### [Exercise prompt]
Revise the material below so that every "Potentiometer" becomes "Variable Resistor", with everything else left as it is. Leave the pictures out of your answer.
** START OF Extracted records **
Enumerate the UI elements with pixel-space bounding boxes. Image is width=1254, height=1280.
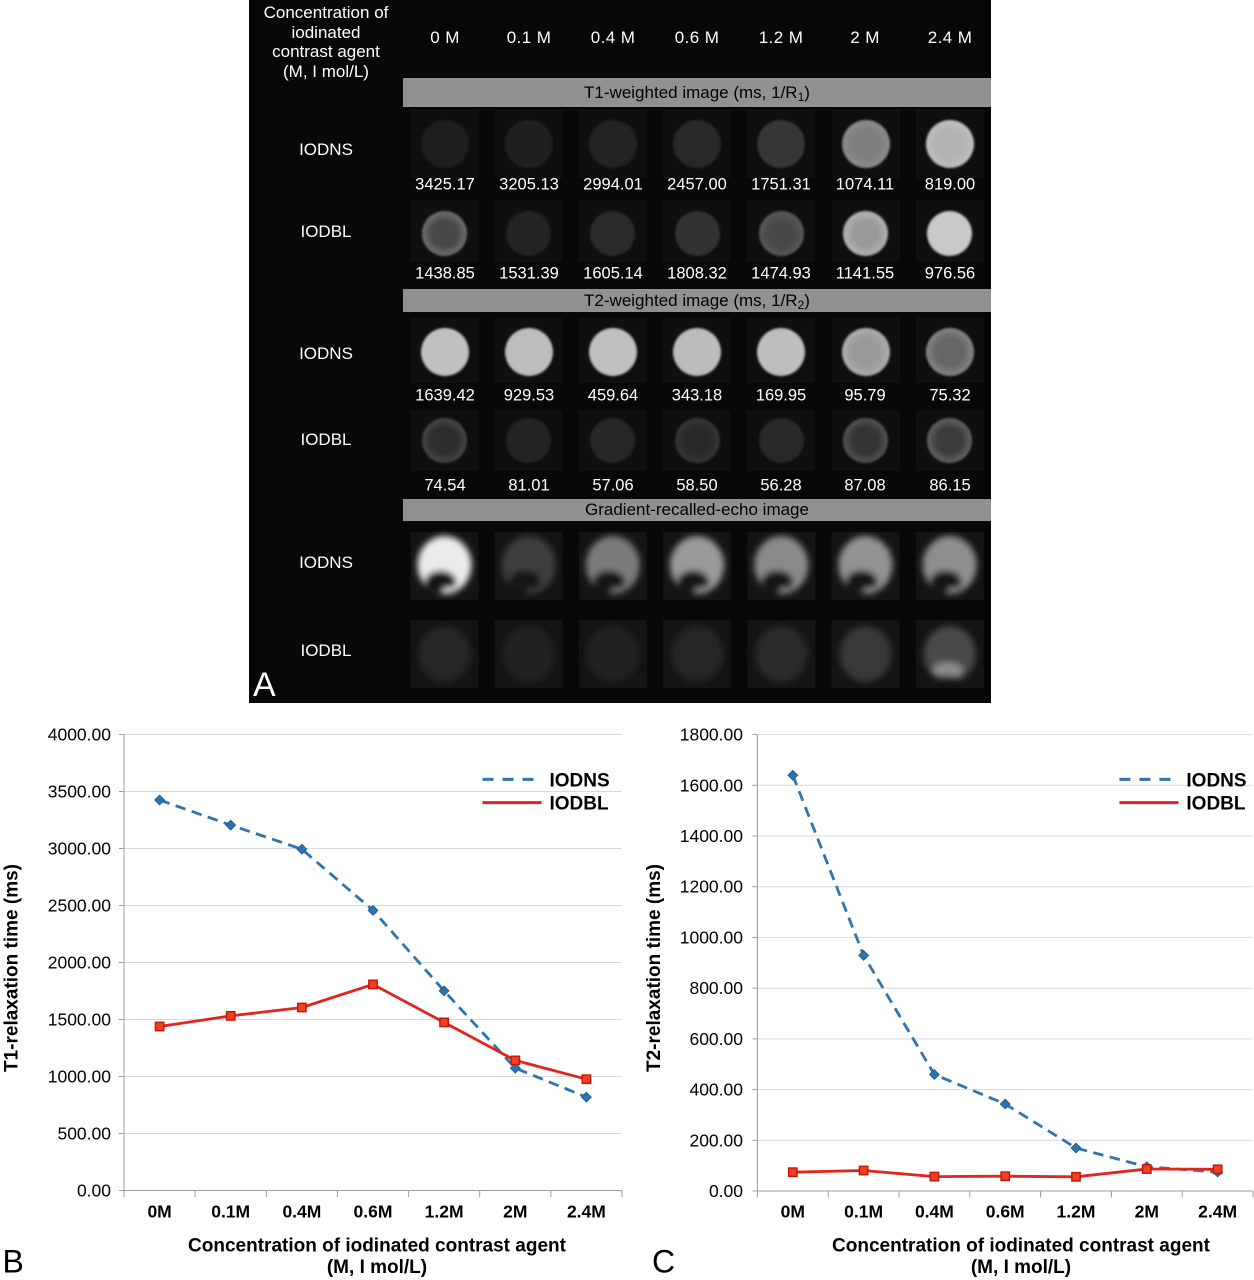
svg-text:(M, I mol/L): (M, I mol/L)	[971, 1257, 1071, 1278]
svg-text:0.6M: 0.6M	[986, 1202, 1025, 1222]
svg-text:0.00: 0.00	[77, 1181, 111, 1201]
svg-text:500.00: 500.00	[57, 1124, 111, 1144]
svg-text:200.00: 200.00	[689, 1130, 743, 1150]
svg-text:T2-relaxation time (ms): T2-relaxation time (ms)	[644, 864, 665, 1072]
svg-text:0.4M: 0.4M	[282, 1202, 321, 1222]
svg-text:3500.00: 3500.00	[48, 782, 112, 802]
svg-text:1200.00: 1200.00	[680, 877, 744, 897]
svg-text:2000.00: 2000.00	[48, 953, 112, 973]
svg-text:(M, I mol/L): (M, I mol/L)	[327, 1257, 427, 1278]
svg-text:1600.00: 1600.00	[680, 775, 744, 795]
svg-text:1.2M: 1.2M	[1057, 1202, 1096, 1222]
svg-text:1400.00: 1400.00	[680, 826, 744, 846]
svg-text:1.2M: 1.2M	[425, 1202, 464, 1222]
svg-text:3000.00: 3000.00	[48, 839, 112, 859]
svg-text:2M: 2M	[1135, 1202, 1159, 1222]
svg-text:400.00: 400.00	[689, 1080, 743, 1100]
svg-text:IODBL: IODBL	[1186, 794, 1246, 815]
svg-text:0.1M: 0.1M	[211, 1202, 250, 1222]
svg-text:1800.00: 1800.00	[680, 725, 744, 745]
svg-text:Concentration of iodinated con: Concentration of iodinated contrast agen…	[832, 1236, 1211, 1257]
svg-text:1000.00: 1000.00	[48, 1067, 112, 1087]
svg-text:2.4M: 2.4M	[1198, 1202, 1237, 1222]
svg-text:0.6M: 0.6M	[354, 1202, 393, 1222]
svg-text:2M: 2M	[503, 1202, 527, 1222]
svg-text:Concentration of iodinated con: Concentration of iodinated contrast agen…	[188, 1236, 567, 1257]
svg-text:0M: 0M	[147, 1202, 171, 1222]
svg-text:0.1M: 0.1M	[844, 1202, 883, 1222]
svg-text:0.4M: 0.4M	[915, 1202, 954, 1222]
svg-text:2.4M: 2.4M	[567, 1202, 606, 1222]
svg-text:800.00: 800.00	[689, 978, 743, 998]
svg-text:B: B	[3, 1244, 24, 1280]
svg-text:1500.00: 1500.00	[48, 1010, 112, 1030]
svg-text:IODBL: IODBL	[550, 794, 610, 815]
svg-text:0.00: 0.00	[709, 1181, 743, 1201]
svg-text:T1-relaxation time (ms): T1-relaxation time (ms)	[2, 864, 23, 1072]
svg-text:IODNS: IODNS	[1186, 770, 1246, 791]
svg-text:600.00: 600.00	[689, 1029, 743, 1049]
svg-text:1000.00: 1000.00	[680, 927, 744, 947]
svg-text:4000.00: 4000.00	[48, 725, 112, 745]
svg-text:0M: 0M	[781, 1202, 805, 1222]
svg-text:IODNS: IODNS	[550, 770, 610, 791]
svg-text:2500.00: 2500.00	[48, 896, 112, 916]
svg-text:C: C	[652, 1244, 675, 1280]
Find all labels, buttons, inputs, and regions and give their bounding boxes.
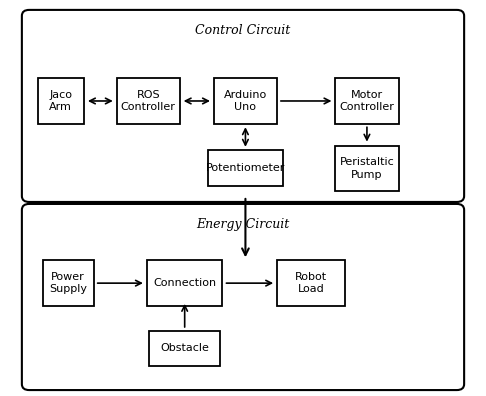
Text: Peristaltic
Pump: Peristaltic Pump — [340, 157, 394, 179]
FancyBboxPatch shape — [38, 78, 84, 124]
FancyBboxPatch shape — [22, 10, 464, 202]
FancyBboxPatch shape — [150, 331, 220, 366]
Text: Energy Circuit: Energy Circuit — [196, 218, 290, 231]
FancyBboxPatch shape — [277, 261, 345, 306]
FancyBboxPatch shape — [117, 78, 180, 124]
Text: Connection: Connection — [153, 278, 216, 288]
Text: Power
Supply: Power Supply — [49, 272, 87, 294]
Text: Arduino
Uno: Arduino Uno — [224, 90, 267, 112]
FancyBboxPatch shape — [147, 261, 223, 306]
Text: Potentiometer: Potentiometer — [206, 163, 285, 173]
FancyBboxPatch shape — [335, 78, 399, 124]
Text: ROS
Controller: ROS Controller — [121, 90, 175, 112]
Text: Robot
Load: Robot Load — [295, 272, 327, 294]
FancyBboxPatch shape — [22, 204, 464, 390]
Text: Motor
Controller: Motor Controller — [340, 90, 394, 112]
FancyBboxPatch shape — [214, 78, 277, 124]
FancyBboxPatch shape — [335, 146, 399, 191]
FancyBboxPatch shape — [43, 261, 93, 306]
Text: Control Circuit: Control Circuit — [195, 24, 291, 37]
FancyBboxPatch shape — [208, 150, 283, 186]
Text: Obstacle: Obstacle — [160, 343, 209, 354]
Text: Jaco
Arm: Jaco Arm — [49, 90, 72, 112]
** END OF Extracted records **
### [The answer]
Enumerate the UI elements with pixel-space bounding boxes. Image is width=1254, height=1280.
svg-text:(M, I mol/L): (M, I mol/L)	[971, 1257, 1071, 1278]
svg-text:0.6M: 0.6M	[986, 1202, 1025, 1222]
svg-text:0.00: 0.00	[77, 1181, 111, 1201]
svg-text:500.00: 500.00	[57, 1124, 111, 1144]
svg-text:200.00: 200.00	[689, 1130, 743, 1150]
svg-text:T2-relaxation time (ms): T2-relaxation time (ms)	[644, 864, 665, 1072]
svg-text:0.4M: 0.4M	[282, 1202, 321, 1222]
svg-text:3500.00: 3500.00	[48, 782, 112, 802]
svg-text:1200.00: 1200.00	[680, 877, 744, 897]
svg-text:2000.00: 2000.00	[48, 953, 112, 973]
svg-text:(M, I mol/L): (M, I mol/L)	[327, 1257, 427, 1278]
svg-text:1600.00: 1600.00	[680, 775, 744, 795]
svg-text:1.2M: 1.2M	[1057, 1202, 1096, 1222]
svg-text:1400.00: 1400.00	[680, 826, 744, 846]
svg-text:1.2M: 1.2M	[425, 1202, 464, 1222]
svg-text:3000.00: 3000.00	[48, 839, 112, 859]
svg-text:2M: 2M	[1135, 1202, 1159, 1222]
svg-text:400.00: 400.00	[689, 1080, 743, 1100]
svg-text:IODBL: IODBL	[1186, 794, 1246, 815]
svg-text:0.1M: 0.1M	[211, 1202, 250, 1222]
svg-text:1800.00: 1800.00	[680, 725, 744, 745]
svg-text:Concentration of iodinated con: Concentration of iodinated contrast agen…	[832, 1236, 1211, 1257]
svg-text:1000.00: 1000.00	[48, 1067, 112, 1087]
svg-text:2.4M: 2.4M	[1198, 1202, 1237, 1222]
svg-text:0.6M: 0.6M	[354, 1202, 393, 1222]
svg-text:2M: 2M	[503, 1202, 527, 1222]
svg-text:Concentration of iodinated con: Concentration of iodinated contrast agen…	[188, 1236, 567, 1257]
svg-text:0M: 0M	[147, 1202, 171, 1222]
svg-text:0.1M: 0.1M	[844, 1202, 883, 1222]
svg-text:0.4M: 0.4M	[915, 1202, 954, 1222]
svg-text:2.4M: 2.4M	[567, 1202, 606, 1222]
svg-text:800.00: 800.00	[689, 978, 743, 998]
svg-text:B: B	[3, 1244, 24, 1280]
svg-text:1500.00: 1500.00	[48, 1010, 112, 1030]
svg-text:IODBL: IODBL	[550, 794, 610, 815]
svg-text:0.00: 0.00	[709, 1181, 743, 1201]
svg-text:T1-relaxation time (ms): T1-relaxation time (ms)	[2, 864, 23, 1072]
svg-text:IODNS: IODNS	[1186, 770, 1246, 791]
svg-text:600.00: 600.00	[689, 1029, 743, 1049]
svg-text:1000.00: 1000.00	[680, 927, 744, 947]
svg-text:4000.00: 4000.00	[48, 725, 112, 745]
svg-text:0M: 0M	[781, 1202, 805, 1222]
svg-text:IODNS: IODNS	[550, 770, 610, 791]
svg-text:2500.00: 2500.00	[48, 896, 112, 916]
svg-text:C: C	[652, 1244, 675, 1280]
Find all labels, buttons, inputs, and regions and give their bounding boxes.
Text: Peristaltic
Pump: Peristaltic Pump — [340, 157, 394, 179]
FancyBboxPatch shape — [38, 78, 84, 124]
FancyBboxPatch shape — [22, 10, 464, 202]
FancyBboxPatch shape — [150, 331, 220, 366]
Text: Energy Circuit: Energy Circuit — [196, 218, 290, 231]
FancyBboxPatch shape — [277, 261, 345, 306]
FancyBboxPatch shape — [117, 78, 180, 124]
Text: Connection: Connection — [153, 278, 216, 288]
Text: Power
Supply: Power Supply — [49, 272, 87, 294]
Text: Arduino
Uno: Arduino Uno — [224, 90, 267, 112]
FancyBboxPatch shape — [147, 261, 223, 306]
Text: Variable Resistor: Variable Resistor — [206, 163, 285, 173]
FancyBboxPatch shape — [335, 78, 399, 124]
Text: ROS
Controller: ROS Controller — [121, 90, 175, 112]
Text: Robot
Load: Robot Load — [295, 272, 327, 294]
FancyBboxPatch shape — [22, 204, 464, 390]
Text: Motor
Controller: Motor Controller — [340, 90, 394, 112]
FancyBboxPatch shape — [214, 78, 277, 124]
FancyBboxPatch shape — [335, 146, 399, 191]
FancyBboxPatch shape — [43, 261, 93, 306]
Text: Control Circuit: Control Circuit — [195, 24, 291, 37]
FancyBboxPatch shape — [208, 150, 283, 186]
Text: Obstacle: Obstacle — [160, 343, 209, 354]
Text: Jaco
Arm: Jaco Arm — [49, 90, 72, 112]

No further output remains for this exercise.